Instruction - Each line containing the word "JSON" must be reported.

— start —

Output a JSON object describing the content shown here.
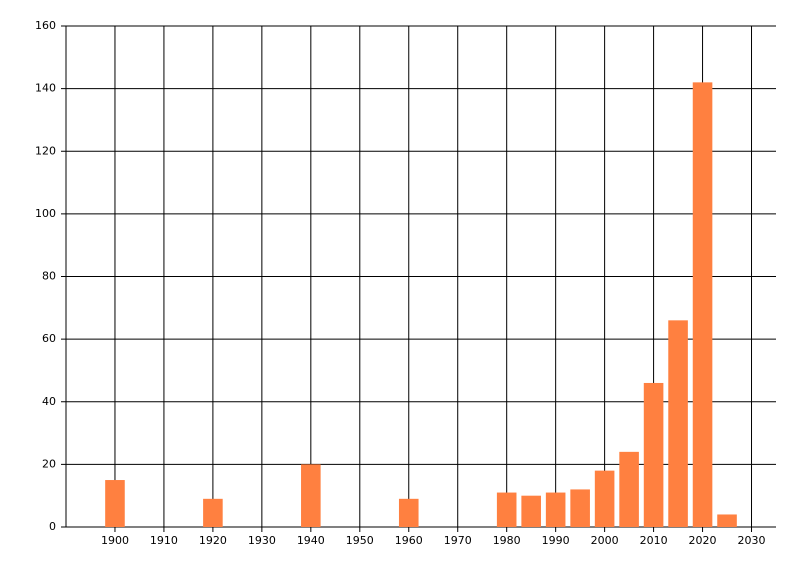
{
  "chart_data": {
    "type": "bar",
    "x": [
      1900,
      1920,
      1940,
      1960,
      1980,
      1985,
      1990,
      1995,
      2000,
      2005,
      2010,
      2015,
      2020,
      2025
    ],
    "values": [
      15,
      9,
      20,
      9,
      11,
      10,
      11,
      12,
      18,
      24,
      46,
      66,
      142,
      4
    ],
    "color": "#ff8040",
    "xlim": [
      1890,
      2035
    ],
    "xticks": [
      1900,
      1910,
      1920,
      1930,
      1940,
      1950,
      1960,
      1970,
      1980,
      1990,
      2000,
      2010,
      2020,
      2030
    ],
    "ylim": [
      0,
      160
    ],
    "yticks": [
      0,
      20,
      40,
      60,
      80,
      100,
      120,
      140,
      160
    ],
    "grid": true
  }
}
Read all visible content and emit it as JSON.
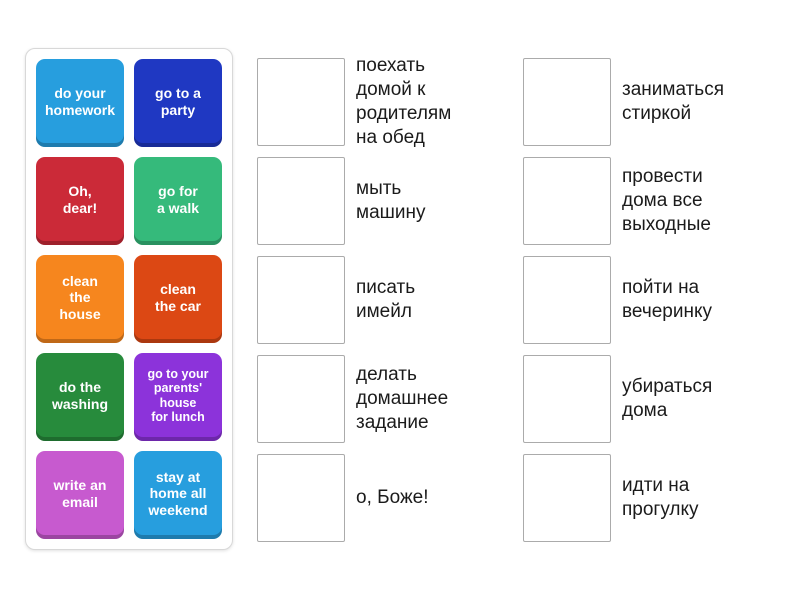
{
  "tile_panel": {
    "tiles": [
      {
        "name": "do-your-homework",
        "label": "do your\nhomework",
        "color": "#279EDE"
      },
      {
        "name": "go-to-a-party",
        "label": "go to a\nparty",
        "color": "#1F38C2"
      },
      {
        "name": "oh-dear",
        "label": "Oh,\ndear!",
        "color": "#CB2A38"
      },
      {
        "name": "go-for-a-walk",
        "label": "go for\na walk",
        "color": "#35BA7B"
      },
      {
        "name": "clean-the-house",
        "label": "clean\nthe\nhouse",
        "color": "#F6861E"
      },
      {
        "name": "clean-the-car",
        "label": "clean\nthe car",
        "color": "#DC4814"
      },
      {
        "name": "do-the-washing",
        "label": "do the\nwashing",
        "color": "#278B3C"
      },
      {
        "name": "go-to-your-parents-house-for-lunch",
        "label": "go to your\nparents'\nhouse\nfor lunch",
        "color": "#8C33DA"
      },
      {
        "name": "write-an-email",
        "label": "write an\nemail",
        "color": "#C75ACF"
      },
      {
        "name": "stay-at-home-all-weekend",
        "label": "stay at\nhome all\nweekend",
        "color": "#279EDE"
      }
    ]
  },
  "matches": {
    "middle": [
      {
        "clue": "поехать\nдомой к\nродителям\nна обед"
      },
      {
        "clue": "мыть\nмашину"
      },
      {
        "clue": "писать\nимейл"
      },
      {
        "clue": "делать\nдомашнее\nзадание"
      },
      {
        "clue": "о, Боже!"
      }
    ],
    "right": [
      {
        "clue": "заниматься\nстиркой"
      },
      {
        "clue": "провести\nдома все\nвыходные"
      },
      {
        "clue": "пойти на\nвечеринку"
      },
      {
        "clue": "убираться\nдома"
      },
      {
        "clue": "идти на\nпрогулку"
      }
    ]
  },
  "colors": {
    "clue_text": "#1B1B1B",
    "dropzone_border": "#ABABAB",
    "panel_border": "#D8D8D8"
  }
}
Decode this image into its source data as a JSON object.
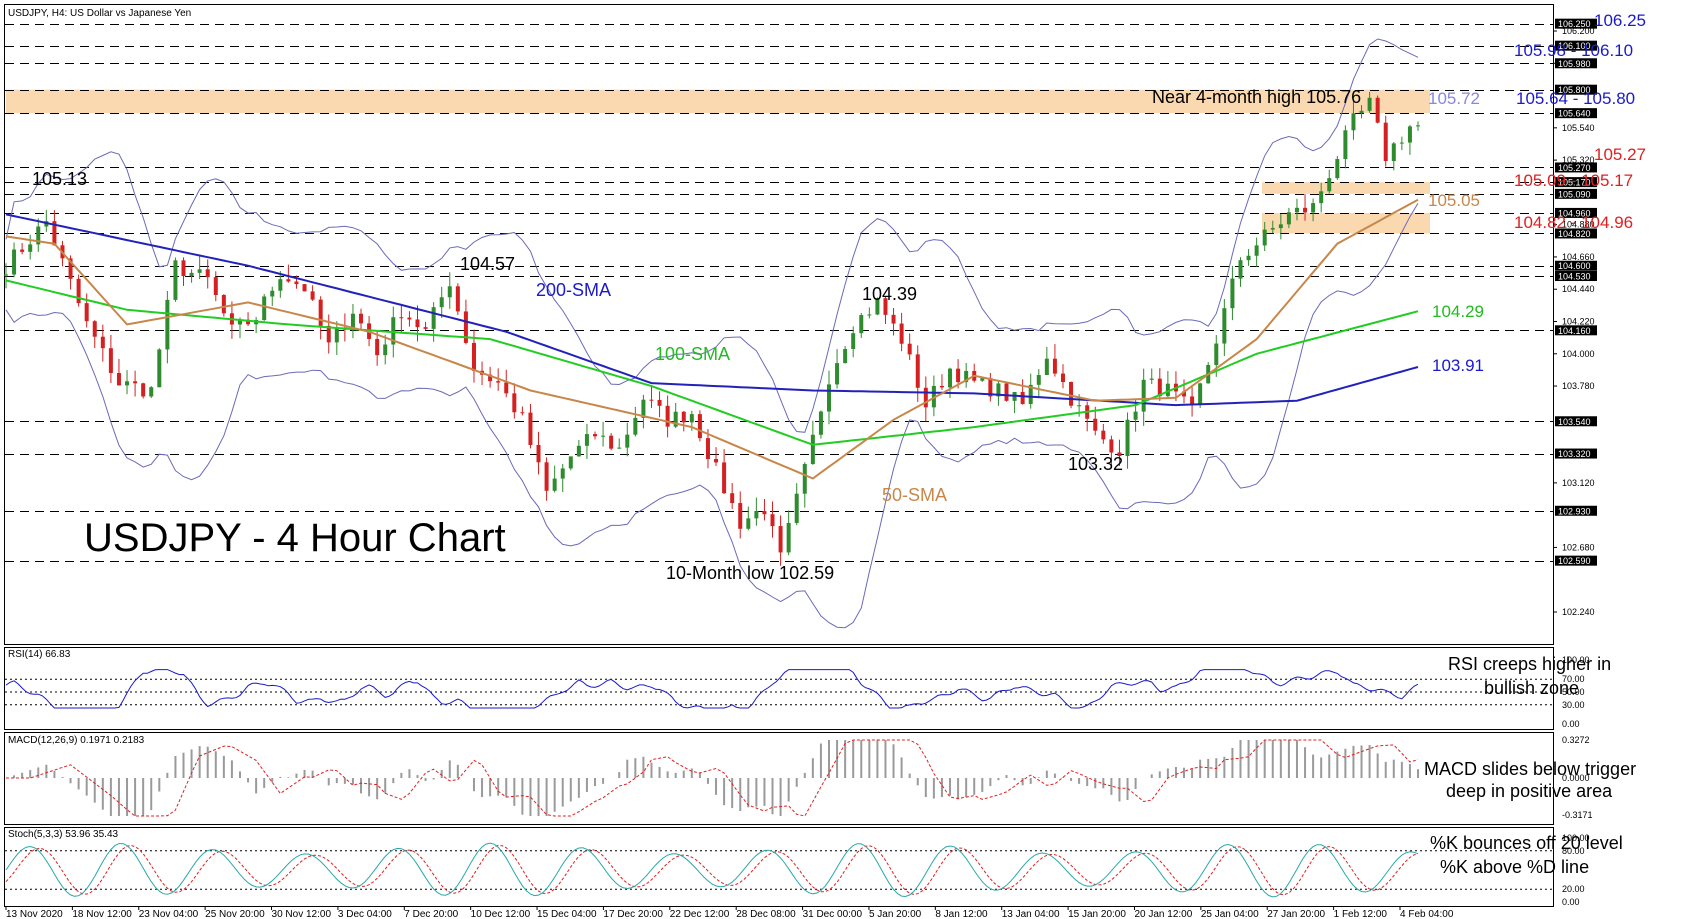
{
  "header": {
    "symbol_label": "USDJPY, H4:  US Dollar vs Japanese Yen"
  },
  "main_title": "USDJPY - 4 Hour Chart",
  "colors": {
    "bull_candle": "#2e8b2e",
    "bear_candle": "#d42020",
    "sma50": "#c8874a",
    "sma100": "#22cc22",
    "sma200": "#2222bb",
    "bollinger": "#6a6ab8",
    "zone_fill": "#fbd9b0",
    "level_blue": "#1a1acc",
    "level_red": "#e02020",
    "level_green": "#22bb22",
    "level_orange": "#c8874a",
    "level_lavender": "#8888dd"
  },
  "annotations": {
    "high_4m": "Near 4-month high 105.76",
    "low_10m": "10-Month low 102.59",
    "p10513": "105.13",
    "p10457": "104.57",
    "p10439": "104.39",
    "p10332": "103.32",
    "sma200": "200-SMA",
    "sma100": "100-SMA",
    "sma50": "50-SMA"
  },
  "levels": {
    "l10625": "106.25",
    "l10598": "105.98 - 106.10",
    "l10572": "105.72",
    "l10564": "105.64 - 105.80",
    "l10527": "105.27",
    "l10509": "105.09 - 105.17",
    "l10505": "105.05",
    "l10482": "104.82 - 104.96",
    "l10429": "104.29",
    "l10391": "103.91"
  },
  "price_axis": {
    "ticks": [
      "106.200",
      "105.980",
      "105.540",
      "105.320",
      "104.880",
      "104.660",
      "104.440",
      "104.220",
      "104.000",
      "103.780",
      "103.120",
      "102.680",
      "102.240"
    ],
    "tags": [
      "106.250",
      "106.100",
      "105.980",
      "105.800",
      "105.640",
      "105.270",
      "105.170",
      "105.090",
      "104.960",
      "104.820",
      "104.600",
      "104.530",
      "104.160",
      "103.540",
      "103.320",
      "102.930",
      "102.590"
    ]
  },
  "date_axis": [
    "13 Nov 2020",
    "18 Nov 12:00",
    "23 Nov 04:00",
    "25 Nov 20:00",
    "30 Nov 12:00",
    "3 Dec 04:00",
    "7 Dec 20:00",
    "10 Dec 12:00",
    "15 Dec 04:00",
    "17 Dec 20:00",
    "22 Dec 12:00",
    "28 Dec 08:00",
    "31 Dec 00:00",
    "5 Jan 20:00",
    "8 Jan 12:00",
    "13 Jan 04:00",
    "15 Jan 20:00",
    "20 Jan 12:00",
    "25 Jan 04:00",
    "27 Jan 20:00",
    "1 Feb 12:00",
    "4 Feb 04:00"
  ],
  "rsi": {
    "label": "RSI(14) 66.83",
    "ticks": [
      "100.00",
      "70.00",
      "50.00",
      "30.00",
      "0.00"
    ],
    "comment_line1": "RSI creeps higher in",
    "comment_line2": "bullish zone"
  },
  "macd": {
    "label": "MACD(12,26,9) 0.1971 0.2183",
    "ticks": [
      "0.3272",
      "0.0000",
      "-0.3171"
    ],
    "comment_line1": "MACD slides below trigger",
    "comment_line2": "deep in positive area"
  },
  "stoch": {
    "label": "Stoch(5,3,3) 53.96 35.43",
    "ticks": [
      "100.00",
      "80.00",
      "20.00",
      "0.00"
    ],
    "comment_line1": "%K bounces off 20 level",
    "comment_line2": "%K above %D line"
  },
  "chart_data": {
    "type": "candlestick",
    "title": "USDJPY - 4 Hour Chart",
    "ylim": [
      102.1,
      106.3
    ],
    "support_resistance_levels": [
      106.25,
      106.1,
      105.98,
      105.8,
      105.64,
      105.27,
      105.17,
      105.09,
      104.96,
      104.82,
      104.6,
      104.53,
      104.16,
      103.54,
      103.32,
      102.93,
      102.59
    ],
    "zones": [
      [
        105.64,
        105.8
      ],
      [
        105.09,
        105.17
      ],
      [
        104.82,
        104.96
      ]
    ],
    "close_path": [
      [
        0,
        104.6
      ],
      [
        5,
        104.9
      ],
      [
        10,
        104.2
      ],
      [
        14,
        103.8
      ],
      [
        18,
        103.75
      ],
      [
        21,
        104.6
      ],
      [
        25,
        104.5
      ],
      [
        28,
        104.15
      ],
      [
        31,
        104.25
      ],
      [
        34,
        104.55
      ],
      [
        37,
        104.45
      ],
      [
        40,
        104.05
      ],
      [
        43,
        104.3
      ],
      [
        46,
        104.0
      ],
      [
        49,
        104.3
      ],
      [
        52,
        104.15
      ],
      [
        55,
        104.5
      ],
      [
        58,
        103.9
      ],
      [
        61,
        103.8
      ],
      [
        64,
        103.55
      ],
      [
        67,
        103.05
      ],
      [
        70,
        103.3
      ],
      [
        73,
        103.45
      ],
      [
        76,
        103.35
      ],
      [
        79,
        103.7
      ],
      [
        82,
        103.55
      ],
      [
        85,
        103.6
      ],
      [
        88,
        103.2
      ],
      [
        91,
        102.85
      ],
      [
        94,
        102.95
      ],
      [
        96,
        102.6
      ],
      [
        99,
        103.2
      ],
      [
        102,
        103.85
      ],
      [
        105,
        104.2
      ],
      [
        108,
        104.35
      ],
      [
        111,
        104.1
      ],
      [
        114,
        103.65
      ],
      [
        117,
        103.9
      ],
      [
        120,
        103.8
      ],
      [
        123,
        103.75
      ],
      [
        126,
        103.65
      ],
      [
        129,
        104.0
      ],
      [
        132,
        103.7
      ],
      [
        135,
        103.45
      ],
      [
        138,
        103.35
      ],
      [
        141,
        103.8
      ],
      [
        144,
        103.75
      ],
      [
        147,
        103.6
      ],
      [
        150,
        104.1
      ],
      [
        153,
        104.65
      ],
      [
        156,
        104.8
      ],
      [
        159,
        104.95
      ],
      [
        162,
        105.0
      ],
      [
        165,
        105.35
      ],
      [
        167,
        105.58
      ],
      [
        169,
        105.7
      ],
      [
        171,
        105.35
      ],
      [
        174,
        105.55
      ]
    ],
    "series": [
      {
        "name": "200-SMA",
        "values": [
          [
            0,
            104.95
          ],
          [
            30,
            104.6
          ],
          [
            62,
            104.15
          ],
          [
            80,
            103.8
          ],
          [
            100,
            103.75
          ],
          [
            120,
            103.73
          ],
          [
            145,
            103.65
          ],
          [
            160,
            103.68
          ],
          [
            175,
            103.91
          ]
        ]
      },
      {
        "name": "100-SMA",
        "values": [
          [
            0,
            104.5
          ],
          [
            15,
            104.3
          ],
          [
            35,
            104.2
          ],
          [
            60,
            104.1
          ],
          [
            80,
            103.78
          ],
          [
            100,
            103.38
          ],
          [
            120,
            103.5
          ],
          [
            140,
            103.65
          ],
          [
            155,
            104.0
          ],
          [
            175,
            104.29
          ]
        ]
      },
      {
        "name": "50-SMA",
        "values": [
          [
            0,
            104.8
          ],
          [
            6,
            104.75
          ],
          [
            15,
            104.2
          ],
          [
            30,
            104.35
          ],
          [
            45,
            104.15
          ],
          [
            65,
            103.75
          ],
          [
            85,
            103.5
          ],
          [
            100,
            103.15
          ],
          [
            110,
            103.55
          ],
          [
            120,
            103.85
          ],
          [
            135,
            103.68
          ],
          [
            145,
            103.7
          ],
          [
            155,
            104.1
          ],
          [
            165,
            104.75
          ],
          [
            175,
            105.05
          ]
        ]
      }
    ]
  }
}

— end —

Correct answer -
Output a JSON object describing the content shown here.
Read all visible content and emit it as JSON.
Decode this image into its source data as a JSON object.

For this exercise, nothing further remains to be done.